• [EXERCISE INPUT]
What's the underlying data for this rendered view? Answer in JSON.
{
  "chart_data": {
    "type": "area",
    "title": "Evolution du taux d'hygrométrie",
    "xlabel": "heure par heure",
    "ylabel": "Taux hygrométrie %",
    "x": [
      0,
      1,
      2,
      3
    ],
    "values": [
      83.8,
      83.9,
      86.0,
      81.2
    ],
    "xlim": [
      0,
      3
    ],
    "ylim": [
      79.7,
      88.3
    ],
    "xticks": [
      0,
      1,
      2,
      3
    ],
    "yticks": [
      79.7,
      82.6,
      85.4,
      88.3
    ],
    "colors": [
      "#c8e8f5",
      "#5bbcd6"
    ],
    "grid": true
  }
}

• [YOUR GOAL] Set down all of the records shown above once more, exactly.

• [TASK RESULT]
What's the underlying data for this rendered view? Answer in JSON.
{
  "chart_data": {
    "type": "area",
    "title": "Evolution du taux d'hygrométrie",
    "xlabel": "heure par heure",
    "ylabel": "Taux hygrométrie %",
    "x": [
      0,
      1,
      2,
      3
    ],
    "values": [
      83.8,
      83.9,
      86.0,
      81.2
    ],
    "xlim": [
      0,
      3
    ],
    "ylim": [
      79.7,
      88.3
    ],
    "xticks": [
      0,
      1,
      2,
      3
    ],
    "yticks": [
      79.7,
      82.6,
      85.4,
      88.3
    ],
    "colors": [
      "#c8e8f5",
      "#5bbcd6"
    ],
    "grid": true
  }
}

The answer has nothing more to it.